▶ _PROBLEM DETAILS_: Return the whole listing, line for line, without the pictures in it.

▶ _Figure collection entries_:
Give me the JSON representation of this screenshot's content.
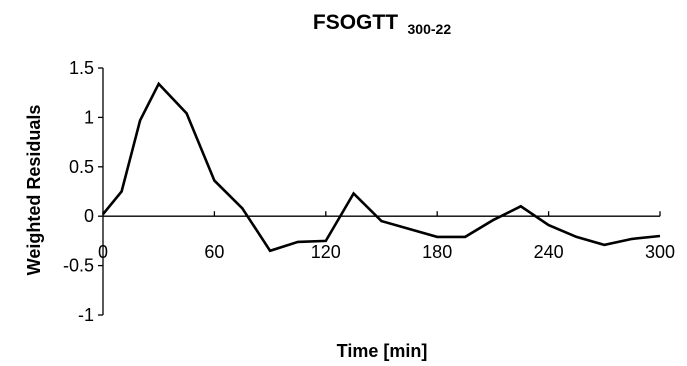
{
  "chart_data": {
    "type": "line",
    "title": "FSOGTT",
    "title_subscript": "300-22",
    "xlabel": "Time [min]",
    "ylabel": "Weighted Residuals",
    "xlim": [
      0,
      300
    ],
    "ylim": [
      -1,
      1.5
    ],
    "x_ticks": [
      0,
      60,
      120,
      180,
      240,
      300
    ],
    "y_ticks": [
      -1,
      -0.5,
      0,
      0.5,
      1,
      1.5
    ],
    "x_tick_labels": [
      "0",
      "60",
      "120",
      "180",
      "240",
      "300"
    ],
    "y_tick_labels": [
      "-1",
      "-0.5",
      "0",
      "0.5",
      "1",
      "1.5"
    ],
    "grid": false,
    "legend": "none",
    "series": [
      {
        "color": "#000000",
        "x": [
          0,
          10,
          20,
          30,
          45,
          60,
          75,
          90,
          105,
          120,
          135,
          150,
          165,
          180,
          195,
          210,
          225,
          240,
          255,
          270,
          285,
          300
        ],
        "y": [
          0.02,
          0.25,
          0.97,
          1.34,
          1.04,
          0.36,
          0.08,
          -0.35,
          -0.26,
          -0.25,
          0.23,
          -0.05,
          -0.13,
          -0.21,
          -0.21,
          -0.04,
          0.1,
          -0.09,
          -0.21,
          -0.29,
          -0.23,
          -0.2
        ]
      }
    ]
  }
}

▶ _FINISHED ANSWER_:
Give me the JSON representation of this screenshot's content.
{
  "chart_data": {
    "type": "line",
    "title": "FSOGTT",
    "title_subscript": "300-22",
    "xlabel": "Time [min]",
    "ylabel": "Weighted Residuals",
    "xlim": [
      0,
      300
    ],
    "ylim": [
      -1,
      1.5
    ],
    "x_ticks": [
      0,
      60,
      120,
      180,
      240,
      300
    ],
    "y_ticks": [
      -1,
      -0.5,
      0,
      0.5,
      1,
      1.5
    ],
    "x_tick_labels": [
      "0",
      "60",
      "120",
      "180",
      "240",
      "300"
    ],
    "y_tick_labels": [
      "-1",
      "-0.5",
      "0",
      "0.5",
      "1",
      "1.5"
    ],
    "grid": false,
    "legend": "none",
    "series": [
      {
        "color": "#000000",
        "x": [
          0,
          10,
          20,
          30,
          45,
          60,
          75,
          90,
          105,
          120,
          135,
          150,
          165,
          180,
          195,
          210,
          225,
          240,
          255,
          270,
          285,
          300
        ],
        "y": [
          0.02,
          0.25,
          0.97,
          1.34,
          1.04,
          0.36,
          0.08,
          -0.35,
          -0.26,
          -0.25,
          0.23,
          -0.05,
          -0.13,
          -0.21,
          -0.21,
          -0.04,
          0.1,
          -0.09,
          -0.21,
          -0.29,
          -0.23,
          -0.2
        ]
      }
    ]
  }
}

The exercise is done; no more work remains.